------ Source information

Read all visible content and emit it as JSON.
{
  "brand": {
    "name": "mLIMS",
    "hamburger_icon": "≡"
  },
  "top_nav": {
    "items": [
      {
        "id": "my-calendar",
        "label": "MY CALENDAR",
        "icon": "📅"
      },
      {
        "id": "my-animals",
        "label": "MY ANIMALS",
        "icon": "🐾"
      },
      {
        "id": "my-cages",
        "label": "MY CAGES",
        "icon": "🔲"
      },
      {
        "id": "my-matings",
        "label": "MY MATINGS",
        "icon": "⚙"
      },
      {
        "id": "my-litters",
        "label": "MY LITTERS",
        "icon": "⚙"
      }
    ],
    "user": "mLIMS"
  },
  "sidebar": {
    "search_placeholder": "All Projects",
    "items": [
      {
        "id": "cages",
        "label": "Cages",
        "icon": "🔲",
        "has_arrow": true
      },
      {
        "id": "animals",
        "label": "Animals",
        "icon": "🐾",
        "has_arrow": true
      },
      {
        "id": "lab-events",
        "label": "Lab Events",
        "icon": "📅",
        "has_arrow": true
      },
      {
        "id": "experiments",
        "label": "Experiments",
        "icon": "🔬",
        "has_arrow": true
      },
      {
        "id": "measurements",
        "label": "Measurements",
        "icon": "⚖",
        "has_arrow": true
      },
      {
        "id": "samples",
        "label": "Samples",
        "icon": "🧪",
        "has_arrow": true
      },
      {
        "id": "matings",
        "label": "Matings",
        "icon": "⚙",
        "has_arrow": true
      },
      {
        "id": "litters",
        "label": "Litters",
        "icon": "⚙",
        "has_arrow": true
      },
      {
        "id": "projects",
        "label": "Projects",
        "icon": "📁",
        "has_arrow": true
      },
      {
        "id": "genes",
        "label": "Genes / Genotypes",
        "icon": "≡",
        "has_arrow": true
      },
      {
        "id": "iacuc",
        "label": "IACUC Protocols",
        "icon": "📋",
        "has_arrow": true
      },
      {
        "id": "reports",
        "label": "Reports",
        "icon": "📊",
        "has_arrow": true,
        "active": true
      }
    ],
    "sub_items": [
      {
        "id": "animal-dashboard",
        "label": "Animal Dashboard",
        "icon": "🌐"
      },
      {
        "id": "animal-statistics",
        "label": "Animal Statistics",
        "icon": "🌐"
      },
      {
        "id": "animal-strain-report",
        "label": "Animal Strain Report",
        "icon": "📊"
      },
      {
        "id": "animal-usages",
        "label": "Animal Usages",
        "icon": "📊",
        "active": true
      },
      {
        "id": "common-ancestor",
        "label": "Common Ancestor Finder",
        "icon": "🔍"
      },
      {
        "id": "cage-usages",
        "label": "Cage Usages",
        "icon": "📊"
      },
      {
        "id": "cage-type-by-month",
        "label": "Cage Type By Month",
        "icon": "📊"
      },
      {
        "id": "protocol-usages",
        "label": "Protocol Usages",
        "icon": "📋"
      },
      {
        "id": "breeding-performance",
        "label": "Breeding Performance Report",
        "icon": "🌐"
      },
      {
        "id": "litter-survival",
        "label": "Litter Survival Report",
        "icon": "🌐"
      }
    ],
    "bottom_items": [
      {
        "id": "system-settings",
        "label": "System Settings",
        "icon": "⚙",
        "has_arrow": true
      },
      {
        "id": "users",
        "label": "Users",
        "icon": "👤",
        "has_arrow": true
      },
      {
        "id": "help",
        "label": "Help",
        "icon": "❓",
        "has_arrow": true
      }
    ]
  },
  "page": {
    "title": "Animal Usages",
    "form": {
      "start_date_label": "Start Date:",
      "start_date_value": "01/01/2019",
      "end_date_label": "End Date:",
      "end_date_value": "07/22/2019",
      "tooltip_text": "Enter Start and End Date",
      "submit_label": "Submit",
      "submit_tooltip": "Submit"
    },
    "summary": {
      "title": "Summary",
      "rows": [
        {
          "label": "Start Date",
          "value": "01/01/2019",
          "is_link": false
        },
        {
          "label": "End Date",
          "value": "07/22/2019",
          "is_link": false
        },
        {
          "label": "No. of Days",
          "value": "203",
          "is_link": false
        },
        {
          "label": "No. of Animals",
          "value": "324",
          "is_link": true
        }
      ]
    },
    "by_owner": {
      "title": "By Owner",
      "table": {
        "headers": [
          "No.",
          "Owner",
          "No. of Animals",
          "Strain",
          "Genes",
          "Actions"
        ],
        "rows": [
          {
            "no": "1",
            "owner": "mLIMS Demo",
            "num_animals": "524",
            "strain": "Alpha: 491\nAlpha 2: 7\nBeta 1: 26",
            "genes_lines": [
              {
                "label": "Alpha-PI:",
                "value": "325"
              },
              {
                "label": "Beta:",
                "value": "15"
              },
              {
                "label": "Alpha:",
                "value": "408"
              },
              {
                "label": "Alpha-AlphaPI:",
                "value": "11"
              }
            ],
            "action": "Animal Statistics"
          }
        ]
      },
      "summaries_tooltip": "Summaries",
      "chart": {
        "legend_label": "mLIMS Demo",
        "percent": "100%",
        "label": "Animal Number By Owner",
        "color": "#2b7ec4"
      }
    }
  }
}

------------

Task to complete:
Could you output the records in full, exactly as written?

Task output:
Read all visible content and emit it as JSON.
{
  "brand": {
    "name": "mLIMS",
    "hamburger_icon": "≡"
  },
  "top_nav": {
    "items": [
      {
        "id": "my-calendar",
        "label": "MY CALENDAR",
        "icon": "📅"
      },
      {
        "id": "my-animals",
        "label": "MY ANIMALS",
        "icon": "🐾"
      },
      {
        "id": "my-cages",
        "label": "MY CAGES",
        "icon": "🔲"
      },
      {
        "id": "my-matings",
        "label": "MY MATINGS",
        "icon": "⚙"
      },
      {
        "id": "my-litters",
        "label": "MY LITTERS",
        "icon": "⚙"
      }
    ],
    "user": "mLIMS"
  },
  "sidebar": {
    "search_placeholder": "All Projects",
    "items": [
      {
        "id": "cages",
        "label": "Cages",
        "icon": "🔲",
        "has_arrow": true
      },
      {
        "id": "animals",
        "label": "Animals",
        "icon": "🐾",
        "has_arrow": true
      },
      {
        "id": "lab-events",
        "label": "Lab Events",
        "icon": "📅",
        "has_arrow": true
      },
      {
        "id": "experiments",
        "label": "Experiments",
        "icon": "🔬",
        "has_arrow": true
      },
      {
        "id": "measurements",
        "label": "Measurements",
        "icon": "⚖",
        "has_arrow": true
      },
      {
        "id": "samples",
        "label": "Samples",
        "icon": "🧪",
        "has_arrow": true
      },
      {
        "id": "matings",
        "label": "Matings",
        "icon": "⚙",
        "has_arrow": true
      },
      {
        "id": "litters",
        "label": "Litters",
        "icon": "⚙",
        "has_arrow": true
      },
      {
        "id": "projects",
        "label": "Projects",
        "icon": "📁",
        "has_arrow": true
      },
      {
        "id": "genes",
        "label": "Genes / Genotypes",
        "icon": "≡",
        "has_arrow": true
      },
      {
        "id": "iacuc",
        "label": "IACUC Protocols",
        "icon": "📋",
        "has_arrow": true
      },
      {
        "id": "reports",
        "label": "Reports",
        "icon": "📊",
        "has_arrow": true,
        "active": true
      }
    ],
    "sub_items": [
      {
        "id": "animal-dashboard",
        "label": "Animal Dashboard",
        "icon": "🌐"
      },
      {
        "id": "animal-statistics",
        "label": "Animal Statistics",
        "icon": "🌐"
      },
      {
        "id": "animal-strain-report",
        "label": "Animal Strain Report",
        "icon": "📊"
      },
      {
        "id": "animal-usages",
        "label": "Animal Usages",
        "icon": "📊",
        "active": true
      },
      {
        "id": "common-ancestor",
        "label": "Common Ancestor Finder",
        "icon": "🔍"
      },
      {
        "id": "cage-usages",
        "label": "Cage Usages",
        "icon": "📊"
      },
      {
        "id": "cage-type-by-month",
        "label": "Cage Type By Month",
        "icon": "📊"
      },
      {
        "id": "protocol-usages",
        "label": "Protocol Usages",
        "icon": "📋"
      },
      {
        "id": "breeding-performance",
        "label": "Breeding Performance Report",
        "icon": "🌐"
      },
      {
        "id": "litter-survival",
        "label": "Litter Survival Report",
        "icon": "🌐"
      }
    ],
    "bottom_items": [
      {
        "id": "system-settings",
        "label": "System Settings",
        "icon": "⚙",
        "has_arrow": true
      },
      {
        "id": "users",
        "label": "Users",
        "icon": "👤",
        "has_arrow": true
      },
      {
        "id": "help",
        "label": "Help",
        "icon": "❓",
        "has_arrow": true
      }
    ]
  },
  "page": {
    "title": "Animal Usages",
    "form": {
      "start_date_label": "Start Date:",
      "start_date_value": "01/01/2019",
      "end_date_label": "End Date:",
      "end_date_value": "07/22/2019",
      "tooltip_text": "Enter Start and End Date",
      "submit_label": "Submit",
      "submit_tooltip": "Submit"
    },
    "summary": {
      "title": "Summary",
      "rows": [
        {
          "label": "Start Date",
          "value": "01/01/2019",
          "is_link": false
        },
        {
          "label": "End Date",
          "value": "07/22/2019",
          "is_link": false
        },
        {
          "label": "No. of Days",
          "value": "203",
          "is_link": false
        },
        {
          "label": "No. of Animals",
          "value": "324",
          "is_link": true
        }
      ]
    },
    "by_owner": {
      "title": "By Owner",
      "table": {
        "headers": [
          "No.",
          "Owner",
          "No. of Animals",
          "Strain",
          "Genes",
          "Actions"
        ],
        "rows": [
          {
            "no": "1",
            "owner": "mLIMS Demo",
            "num_animals": "524",
            "strain": "Alpha: 491\nAlpha 2: 7\nBeta 1: 26",
            "genes_lines": [
              {
                "label": "Alpha-PI:",
                "value": "325"
              },
              {
                "label": "Beta:",
                "value": "15"
              },
              {
                "label": "Alpha:",
                "value": "408"
              },
              {
                "label": "Alpha-AlphaPI:",
                "value": "11"
              }
            ],
            "action": "Animal Statistics"
          }
        ]
      },
      "summaries_tooltip": "Summaries",
      "chart": {
        "legend_label": "mLIMS Demo",
        "percent": "100%",
        "label": "Animal Number By Owner",
        "color": "#2b7ec4"
      }
    }
  }
}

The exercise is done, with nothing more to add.